Exercise aim: Take each line containing "Fitness" and report it exactly as written.

Supplied entries:
BEGIN

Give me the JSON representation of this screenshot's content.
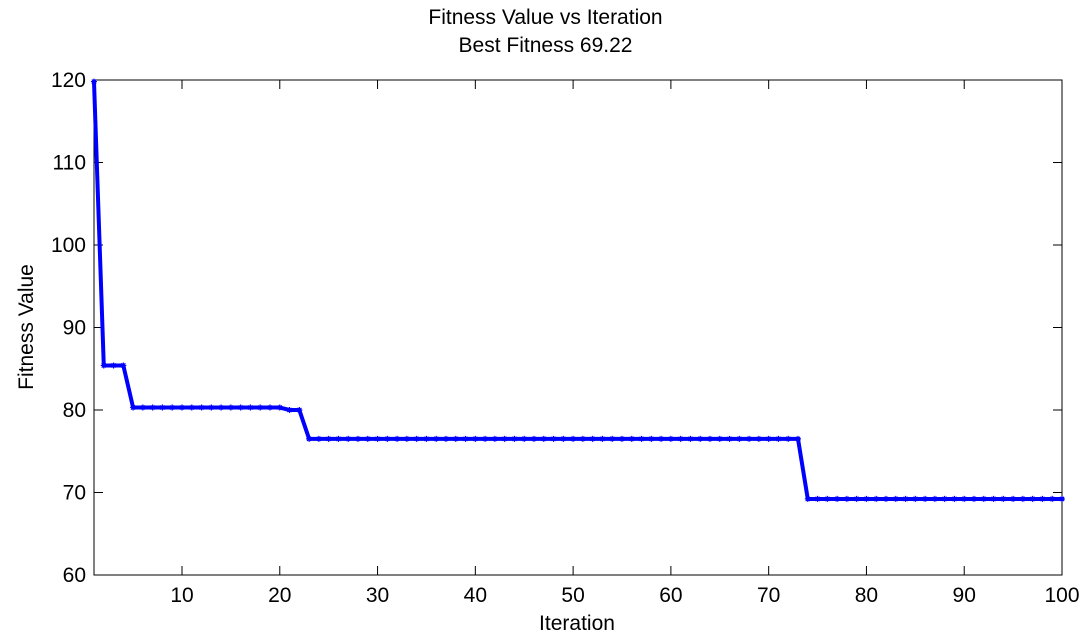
{
  "chart_data": {
    "type": "line",
    "title": "Fitness Value vs Iteration",
    "subtitle": "Best Fitness 69.22",
    "xlabel": "Iteration",
    "ylabel": "Fitness Value",
    "xlim": [
      1,
      100
    ],
    "ylim": [
      60,
      120
    ],
    "xticks": [
      10,
      20,
      30,
      40,
      50,
      60,
      70,
      80,
      90,
      100
    ],
    "yticks": [
      60,
      70,
      80,
      90,
      100,
      110,
      120
    ],
    "grid": false,
    "line_color": "#0000ff",
    "marker": "star",
    "series": [
      {
        "x": [
          1,
          2,
          3,
          4,
          5,
          6,
          7,
          8,
          9,
          10,
          11,
          12,
          13,
          14,
          15,
          16,
          17,
          18,
          19,
          20,
          21,
          22,
          23,
          24,
          25,
          26,
          27,
          28,
          29,
          30,
          31,
          32,
          33,
          34,
          35,
          36,
          37,
          38,
          39,
          40,
          41,
          42,
          43,
          44,
          45,
          46,
          47,
          48,
          49,
          50,
          51,
          52,
          53,
          54,
          55,
          56,
          57,
          58,
          59,
          60,
          61,
          62,
          63,
          64,
          65,
          66,
          67,
          68,
          69,
          70,
          71,
          72,
          73,
          74,
          75,
          76,
          77,
          78,
          79,
          80,
          81,
          82,
          83,
          84,
          85,
          86,
          87,
          88,
          89,
          90,
          91,
          92,
          93,
          94,
          95,
          96,
          97,
          98,
          99,
          100
        ],
        "values": [
          119.8,
          85.4,
          85.4,
          85.4,
          80.3,
          80.3,
          80.3,
          80.3,
          80.3,
          80.3,
          80.3,
          80.3,
          80.3,
          80.3,
          80.3,
          80.3,
          80.3,
          80.3,
          80.3,
          80.3,
          80.0,
          80.0,
          76.5,
          76.5,
          76.5,
          76.5,
          76.5,
          76.5,
          76.5,
          76.5,
          76.5,
          76.5,
          76.5,
          76.5,
          76.5,
          76.5,
          76.5,
          76.5,
          76.5,
          76.5,
          76.5,
          76.5,
          76.5,
          76.5,
          76.5,
          76.5,
          76.5,
          76.5,
          76.5,
          76.5,
          76.5,
          76.5,
          76.5,
          76.5,
          76.5,
          76.5,
          76.5,
          76.5,
          76.5,
          76.5,
          76.5,
          76.5,
          76.5,
          76.5,
          76.5,
          76.5,
          76.5,
          76.5,
          76.5,
          76.5,
          76.5,
          76.5,
          76.5,
          69.22,
          69.22,
          69.22,
          69.22,
          69.22,
          69.22,
          69.22,
          69.22,
          69.22,
          69.22,
          69.22,
          69.22,
          69.22,
          69.22,
          69.22,
          69.22,
          69.22,
          69.22,
          69.22,
          69.22,
          69.22,
          69.22,
          69.22,
          69.22,
          69.22,
          69.22,
          69.22
        ]
      }
    ]
  }
}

END

Exercise result:
    "title": "Fitness Value vs Iteration",
    "subtitle": "Best Fitness 69.22",
    "ylabel": "Fitness Value",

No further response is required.